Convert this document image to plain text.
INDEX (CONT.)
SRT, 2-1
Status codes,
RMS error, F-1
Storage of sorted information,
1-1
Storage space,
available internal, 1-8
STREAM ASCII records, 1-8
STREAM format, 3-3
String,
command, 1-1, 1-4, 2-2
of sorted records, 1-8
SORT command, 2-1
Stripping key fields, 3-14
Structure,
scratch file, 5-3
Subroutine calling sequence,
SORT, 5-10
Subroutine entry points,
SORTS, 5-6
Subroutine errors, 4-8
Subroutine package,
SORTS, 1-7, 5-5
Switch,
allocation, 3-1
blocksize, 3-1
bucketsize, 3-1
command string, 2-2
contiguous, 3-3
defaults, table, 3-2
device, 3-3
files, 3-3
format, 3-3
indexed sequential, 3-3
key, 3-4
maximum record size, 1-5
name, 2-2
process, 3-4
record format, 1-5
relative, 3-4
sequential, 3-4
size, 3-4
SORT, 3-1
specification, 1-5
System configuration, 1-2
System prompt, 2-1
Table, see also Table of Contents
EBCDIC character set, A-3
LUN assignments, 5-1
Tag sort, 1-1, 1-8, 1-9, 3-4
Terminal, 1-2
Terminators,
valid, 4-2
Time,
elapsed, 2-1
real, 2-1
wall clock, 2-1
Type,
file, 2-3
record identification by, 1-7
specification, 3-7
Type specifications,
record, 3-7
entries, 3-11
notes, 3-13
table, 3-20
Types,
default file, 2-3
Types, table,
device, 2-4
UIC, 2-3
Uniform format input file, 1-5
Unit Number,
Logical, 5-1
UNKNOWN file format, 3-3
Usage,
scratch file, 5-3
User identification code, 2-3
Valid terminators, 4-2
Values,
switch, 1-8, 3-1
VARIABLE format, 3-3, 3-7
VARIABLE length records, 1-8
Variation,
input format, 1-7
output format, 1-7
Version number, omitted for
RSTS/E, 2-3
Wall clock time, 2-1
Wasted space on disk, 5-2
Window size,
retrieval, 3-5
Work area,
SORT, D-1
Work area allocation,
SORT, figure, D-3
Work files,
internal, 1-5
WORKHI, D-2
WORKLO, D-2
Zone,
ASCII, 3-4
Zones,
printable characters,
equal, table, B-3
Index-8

• **What is needed**: From the records above, extract every entry exactly as given.

• **Right answer**:
Convert this document image to plain text.
INDEX (CONT.)
SRT, 2-1
Status codes,
RMS error, F-1
Storage of sorted information,
1-1
Storage space,
available internal, 1-8
STREAM ASCII records, 1-8
STREAM format, 3-3
String,
command, 1-1, 1-4, 2-2
of sorted records, 1-8
SORT command, 2-1
Stripping key fields, 3-14
Structure,
scratch file, 5-3
Subroutine calling sequence,
SORT, 5-10
Subroutine entry points,
SORTS, 5-6
Subroutine errors, 4-8
Subroutine package,
SORTS, 1-7, 5-5
Switch,
allocation, 3-1
blocksize, 3-1
bucketsize, 3-1
command string, 2-2
contiguous, 3-3
defaults, table, 3-2
device, 3-3
files, 3-3
format, 3-3
indexed sequential, 3-3
key, 3-4
maximum record size, 1-5
name, 2-2
process, 3-4
record format, 1-5
relative, 3-4
sequential, 3-4
size, 3-4
SORT, 3-1
specification, 1-5
System configuration, 1-2
System prompt, 2-1
Table, see also Table of Contents
EBCDIC character set, A-3
LUN assignments, 5-1
Tag sort, 1-1, 1-8, 1-9, 3-4
Terminal, 1-2
Terminators,
valid, 4-2
Time,
elapsed, 2-1
real, 2-1
wall clock, 2-1
Type,
file, 2-3
record identification by, 1-7
specification, 3-7
Type specifications,
record, 3-7
entries, 3-11
notes, 3-13
table, 3-20
Types,
default file, 2-3
Types, table,
device, 2-4
UIC, 2-3
Uniform format input file, 1-5
Unit Number,
Logical, 5-1
UNKNOWN file format, 3-3
Usage,
scratch file, 5-3
User identification code, 2-3
Valid terminators, 4-2
Values,
switch, 1-8, 3-1
VARIABLE format, 3-3, 3-7
VARIABLE length records, 1-8
Variation,
input format, 1-7
output format, 1-7
Version number, omitted for
RSTS/E, 2-3
Wall clock time, 2-1
Wasted space on disk, 5-2
Window size,
retrieval, 3-5
Work area,
SORT, D-1
Work area allocation,
SORT, figure, D-3
Work files,
internal, 1-5
WORKHI, D-2
WORKLO, D-2
Zone,
ASCII, 3-4
Zones,
printable characters,
equal, table, B-3
Index-8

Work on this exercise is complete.